The answer is a single number: how many lines hold the string "спорта".
***** RAW RECORDS *****
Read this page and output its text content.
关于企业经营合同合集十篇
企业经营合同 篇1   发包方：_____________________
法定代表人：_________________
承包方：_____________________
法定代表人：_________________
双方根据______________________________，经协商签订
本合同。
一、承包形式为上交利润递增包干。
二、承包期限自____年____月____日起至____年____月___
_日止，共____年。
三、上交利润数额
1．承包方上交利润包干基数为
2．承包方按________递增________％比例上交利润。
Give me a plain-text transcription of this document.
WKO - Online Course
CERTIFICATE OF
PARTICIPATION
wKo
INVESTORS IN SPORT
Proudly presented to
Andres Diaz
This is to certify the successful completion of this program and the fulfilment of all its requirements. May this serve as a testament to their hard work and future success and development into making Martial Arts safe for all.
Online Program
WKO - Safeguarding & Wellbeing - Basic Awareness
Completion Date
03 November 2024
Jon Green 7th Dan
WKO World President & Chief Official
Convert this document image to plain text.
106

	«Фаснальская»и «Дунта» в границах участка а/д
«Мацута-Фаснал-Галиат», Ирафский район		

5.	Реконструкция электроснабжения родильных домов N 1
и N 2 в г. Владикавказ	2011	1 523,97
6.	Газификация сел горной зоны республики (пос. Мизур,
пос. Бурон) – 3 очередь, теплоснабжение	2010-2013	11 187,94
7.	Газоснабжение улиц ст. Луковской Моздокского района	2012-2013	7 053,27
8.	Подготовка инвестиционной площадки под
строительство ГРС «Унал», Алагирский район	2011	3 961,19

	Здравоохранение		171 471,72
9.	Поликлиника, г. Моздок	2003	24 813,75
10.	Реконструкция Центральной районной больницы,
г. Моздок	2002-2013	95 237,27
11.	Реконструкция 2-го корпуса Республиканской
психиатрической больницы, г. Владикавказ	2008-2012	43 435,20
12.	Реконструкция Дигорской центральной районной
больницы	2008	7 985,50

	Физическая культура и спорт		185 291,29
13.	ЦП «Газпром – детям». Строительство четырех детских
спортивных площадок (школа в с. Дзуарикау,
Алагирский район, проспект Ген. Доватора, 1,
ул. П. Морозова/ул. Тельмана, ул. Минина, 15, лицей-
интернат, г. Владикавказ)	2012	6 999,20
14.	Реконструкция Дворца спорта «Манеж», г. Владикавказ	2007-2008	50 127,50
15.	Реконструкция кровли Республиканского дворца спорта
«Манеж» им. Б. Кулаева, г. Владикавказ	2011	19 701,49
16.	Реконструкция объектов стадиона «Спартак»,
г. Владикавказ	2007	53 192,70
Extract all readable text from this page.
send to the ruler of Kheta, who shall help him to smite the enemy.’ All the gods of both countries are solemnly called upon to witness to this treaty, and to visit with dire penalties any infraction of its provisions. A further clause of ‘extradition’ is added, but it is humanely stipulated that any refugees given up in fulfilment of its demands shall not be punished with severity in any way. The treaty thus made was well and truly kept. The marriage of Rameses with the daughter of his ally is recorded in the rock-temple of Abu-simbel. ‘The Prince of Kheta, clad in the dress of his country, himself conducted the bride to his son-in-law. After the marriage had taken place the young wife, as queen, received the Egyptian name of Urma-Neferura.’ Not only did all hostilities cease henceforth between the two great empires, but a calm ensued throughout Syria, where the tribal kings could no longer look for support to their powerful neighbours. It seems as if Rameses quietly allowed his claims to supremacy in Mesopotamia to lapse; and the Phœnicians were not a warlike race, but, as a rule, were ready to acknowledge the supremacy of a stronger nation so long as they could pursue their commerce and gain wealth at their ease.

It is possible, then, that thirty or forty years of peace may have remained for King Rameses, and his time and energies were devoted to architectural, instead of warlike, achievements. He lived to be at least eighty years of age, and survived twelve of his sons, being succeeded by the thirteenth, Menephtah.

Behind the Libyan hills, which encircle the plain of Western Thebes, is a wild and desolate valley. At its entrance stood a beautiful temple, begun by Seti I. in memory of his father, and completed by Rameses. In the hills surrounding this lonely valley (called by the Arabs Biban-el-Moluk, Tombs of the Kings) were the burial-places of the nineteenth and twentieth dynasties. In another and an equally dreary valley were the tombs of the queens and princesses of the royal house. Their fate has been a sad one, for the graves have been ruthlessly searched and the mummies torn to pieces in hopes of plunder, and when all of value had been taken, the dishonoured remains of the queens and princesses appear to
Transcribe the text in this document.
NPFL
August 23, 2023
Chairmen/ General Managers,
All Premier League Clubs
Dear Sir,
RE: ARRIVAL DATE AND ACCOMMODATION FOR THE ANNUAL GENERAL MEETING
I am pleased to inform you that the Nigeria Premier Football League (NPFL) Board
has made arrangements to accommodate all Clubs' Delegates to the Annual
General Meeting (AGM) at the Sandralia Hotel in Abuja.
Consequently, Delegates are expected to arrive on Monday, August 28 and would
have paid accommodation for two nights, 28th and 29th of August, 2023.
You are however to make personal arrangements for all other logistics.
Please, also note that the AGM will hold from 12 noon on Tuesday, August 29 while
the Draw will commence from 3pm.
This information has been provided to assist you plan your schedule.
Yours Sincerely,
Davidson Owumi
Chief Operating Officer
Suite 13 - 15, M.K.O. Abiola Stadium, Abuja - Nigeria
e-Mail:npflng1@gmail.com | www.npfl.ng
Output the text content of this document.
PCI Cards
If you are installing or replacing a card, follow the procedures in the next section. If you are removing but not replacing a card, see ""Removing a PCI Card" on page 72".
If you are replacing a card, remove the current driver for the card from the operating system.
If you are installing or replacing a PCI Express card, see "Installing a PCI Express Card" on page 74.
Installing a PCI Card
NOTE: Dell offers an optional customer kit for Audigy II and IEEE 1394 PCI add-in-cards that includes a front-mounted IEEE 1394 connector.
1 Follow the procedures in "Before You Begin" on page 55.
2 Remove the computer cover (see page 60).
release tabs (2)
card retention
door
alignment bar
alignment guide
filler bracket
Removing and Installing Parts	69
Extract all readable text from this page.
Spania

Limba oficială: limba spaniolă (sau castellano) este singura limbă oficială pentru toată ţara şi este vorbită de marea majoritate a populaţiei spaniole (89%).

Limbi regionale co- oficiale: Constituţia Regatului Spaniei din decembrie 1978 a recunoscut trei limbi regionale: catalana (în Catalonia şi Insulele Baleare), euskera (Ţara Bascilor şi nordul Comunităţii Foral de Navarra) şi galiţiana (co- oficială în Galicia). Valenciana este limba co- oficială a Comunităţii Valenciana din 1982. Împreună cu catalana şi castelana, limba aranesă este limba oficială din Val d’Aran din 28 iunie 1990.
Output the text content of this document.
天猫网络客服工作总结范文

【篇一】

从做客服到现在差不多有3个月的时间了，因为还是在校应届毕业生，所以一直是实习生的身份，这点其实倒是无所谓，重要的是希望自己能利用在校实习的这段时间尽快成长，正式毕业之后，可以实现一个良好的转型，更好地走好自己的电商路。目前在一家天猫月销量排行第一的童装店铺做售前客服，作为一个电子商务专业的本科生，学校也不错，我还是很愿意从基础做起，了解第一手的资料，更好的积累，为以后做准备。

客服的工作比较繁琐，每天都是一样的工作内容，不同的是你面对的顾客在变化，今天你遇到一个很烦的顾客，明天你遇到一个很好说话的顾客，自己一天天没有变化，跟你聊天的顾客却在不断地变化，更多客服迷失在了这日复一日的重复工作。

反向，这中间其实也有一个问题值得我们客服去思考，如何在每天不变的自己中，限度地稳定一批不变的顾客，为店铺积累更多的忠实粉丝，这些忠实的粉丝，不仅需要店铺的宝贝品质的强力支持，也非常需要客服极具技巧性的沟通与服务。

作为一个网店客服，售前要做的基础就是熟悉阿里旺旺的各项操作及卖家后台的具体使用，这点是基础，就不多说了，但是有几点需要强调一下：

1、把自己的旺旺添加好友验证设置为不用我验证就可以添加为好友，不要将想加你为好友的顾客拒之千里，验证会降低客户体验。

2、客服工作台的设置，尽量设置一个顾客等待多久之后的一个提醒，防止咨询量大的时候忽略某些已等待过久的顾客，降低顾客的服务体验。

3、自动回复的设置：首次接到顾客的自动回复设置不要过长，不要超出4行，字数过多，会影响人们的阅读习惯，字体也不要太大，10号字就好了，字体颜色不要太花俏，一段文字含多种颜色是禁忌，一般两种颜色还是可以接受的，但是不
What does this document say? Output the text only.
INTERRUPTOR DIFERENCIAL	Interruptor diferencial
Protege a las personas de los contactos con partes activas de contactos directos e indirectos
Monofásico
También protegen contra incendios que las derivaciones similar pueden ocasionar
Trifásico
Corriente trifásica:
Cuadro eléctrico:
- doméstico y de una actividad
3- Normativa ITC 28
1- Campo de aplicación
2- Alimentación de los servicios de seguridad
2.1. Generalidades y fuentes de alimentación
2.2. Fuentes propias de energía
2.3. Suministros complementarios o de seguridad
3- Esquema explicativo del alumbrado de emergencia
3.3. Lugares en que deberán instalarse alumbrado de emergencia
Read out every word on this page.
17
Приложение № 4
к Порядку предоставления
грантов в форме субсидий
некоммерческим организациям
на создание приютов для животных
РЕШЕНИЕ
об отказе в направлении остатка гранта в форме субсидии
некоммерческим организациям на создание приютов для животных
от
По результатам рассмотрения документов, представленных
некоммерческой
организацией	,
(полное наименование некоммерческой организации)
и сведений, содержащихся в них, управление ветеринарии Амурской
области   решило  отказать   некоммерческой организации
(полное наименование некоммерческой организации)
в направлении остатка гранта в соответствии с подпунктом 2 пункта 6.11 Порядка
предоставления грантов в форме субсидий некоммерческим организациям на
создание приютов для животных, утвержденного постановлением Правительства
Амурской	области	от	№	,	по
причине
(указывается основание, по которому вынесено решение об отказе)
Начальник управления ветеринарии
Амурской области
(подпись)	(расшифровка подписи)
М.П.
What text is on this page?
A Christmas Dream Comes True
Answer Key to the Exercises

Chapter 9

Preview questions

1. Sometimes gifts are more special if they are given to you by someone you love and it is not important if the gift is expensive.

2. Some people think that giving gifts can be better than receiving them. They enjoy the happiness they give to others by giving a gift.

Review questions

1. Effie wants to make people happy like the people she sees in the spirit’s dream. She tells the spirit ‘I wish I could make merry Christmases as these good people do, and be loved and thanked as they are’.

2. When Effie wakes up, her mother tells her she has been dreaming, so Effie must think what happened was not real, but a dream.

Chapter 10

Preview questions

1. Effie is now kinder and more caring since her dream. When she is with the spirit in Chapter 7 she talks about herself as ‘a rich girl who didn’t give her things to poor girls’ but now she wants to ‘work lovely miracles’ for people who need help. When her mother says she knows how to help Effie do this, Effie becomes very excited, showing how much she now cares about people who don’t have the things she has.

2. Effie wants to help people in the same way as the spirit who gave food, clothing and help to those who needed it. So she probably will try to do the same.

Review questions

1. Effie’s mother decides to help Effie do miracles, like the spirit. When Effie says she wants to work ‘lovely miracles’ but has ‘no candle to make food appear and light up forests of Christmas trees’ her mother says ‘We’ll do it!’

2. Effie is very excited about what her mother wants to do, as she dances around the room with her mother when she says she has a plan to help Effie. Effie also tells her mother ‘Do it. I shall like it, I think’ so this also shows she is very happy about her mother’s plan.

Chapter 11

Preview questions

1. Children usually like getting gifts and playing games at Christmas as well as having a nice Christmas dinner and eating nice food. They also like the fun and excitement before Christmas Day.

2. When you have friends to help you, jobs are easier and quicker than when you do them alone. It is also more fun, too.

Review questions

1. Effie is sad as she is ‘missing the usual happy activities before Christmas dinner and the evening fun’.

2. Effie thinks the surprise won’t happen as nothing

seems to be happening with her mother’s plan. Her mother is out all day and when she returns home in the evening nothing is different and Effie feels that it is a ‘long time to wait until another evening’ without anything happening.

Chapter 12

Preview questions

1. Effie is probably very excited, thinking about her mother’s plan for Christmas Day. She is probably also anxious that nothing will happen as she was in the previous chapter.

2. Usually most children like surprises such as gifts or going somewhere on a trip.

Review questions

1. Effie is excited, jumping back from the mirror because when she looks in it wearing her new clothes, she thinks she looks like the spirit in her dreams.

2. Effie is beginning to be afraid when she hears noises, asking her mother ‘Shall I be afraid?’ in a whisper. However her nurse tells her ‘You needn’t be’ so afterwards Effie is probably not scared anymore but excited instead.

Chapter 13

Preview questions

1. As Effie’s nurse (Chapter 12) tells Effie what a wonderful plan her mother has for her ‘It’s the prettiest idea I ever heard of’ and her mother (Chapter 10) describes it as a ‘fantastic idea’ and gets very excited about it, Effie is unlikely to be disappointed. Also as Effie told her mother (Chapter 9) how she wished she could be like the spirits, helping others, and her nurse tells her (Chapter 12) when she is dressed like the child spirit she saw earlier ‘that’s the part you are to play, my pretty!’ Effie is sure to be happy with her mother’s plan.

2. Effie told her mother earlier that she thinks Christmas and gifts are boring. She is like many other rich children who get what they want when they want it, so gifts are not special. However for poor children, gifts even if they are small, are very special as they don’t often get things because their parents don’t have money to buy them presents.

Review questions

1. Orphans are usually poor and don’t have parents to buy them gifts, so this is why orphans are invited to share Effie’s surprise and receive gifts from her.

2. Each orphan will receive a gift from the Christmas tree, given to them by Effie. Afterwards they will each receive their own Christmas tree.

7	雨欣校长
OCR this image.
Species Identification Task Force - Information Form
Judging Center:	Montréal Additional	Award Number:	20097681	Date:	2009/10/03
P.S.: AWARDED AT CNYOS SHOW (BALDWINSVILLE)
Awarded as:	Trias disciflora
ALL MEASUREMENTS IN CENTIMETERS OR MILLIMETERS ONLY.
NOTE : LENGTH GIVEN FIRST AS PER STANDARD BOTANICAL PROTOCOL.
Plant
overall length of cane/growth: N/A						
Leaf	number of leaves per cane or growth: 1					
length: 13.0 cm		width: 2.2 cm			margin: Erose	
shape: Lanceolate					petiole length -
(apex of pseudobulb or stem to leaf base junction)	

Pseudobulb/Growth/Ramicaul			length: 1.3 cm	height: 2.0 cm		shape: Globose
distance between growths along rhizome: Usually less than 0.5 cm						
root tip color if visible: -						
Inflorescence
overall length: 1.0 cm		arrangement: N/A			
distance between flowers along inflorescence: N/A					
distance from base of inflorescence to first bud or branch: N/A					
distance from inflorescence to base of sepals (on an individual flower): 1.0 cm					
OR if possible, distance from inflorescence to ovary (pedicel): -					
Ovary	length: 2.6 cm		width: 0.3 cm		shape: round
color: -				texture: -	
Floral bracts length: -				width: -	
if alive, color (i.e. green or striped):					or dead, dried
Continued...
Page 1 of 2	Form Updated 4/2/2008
*****
§ **FINAL RESULT**
2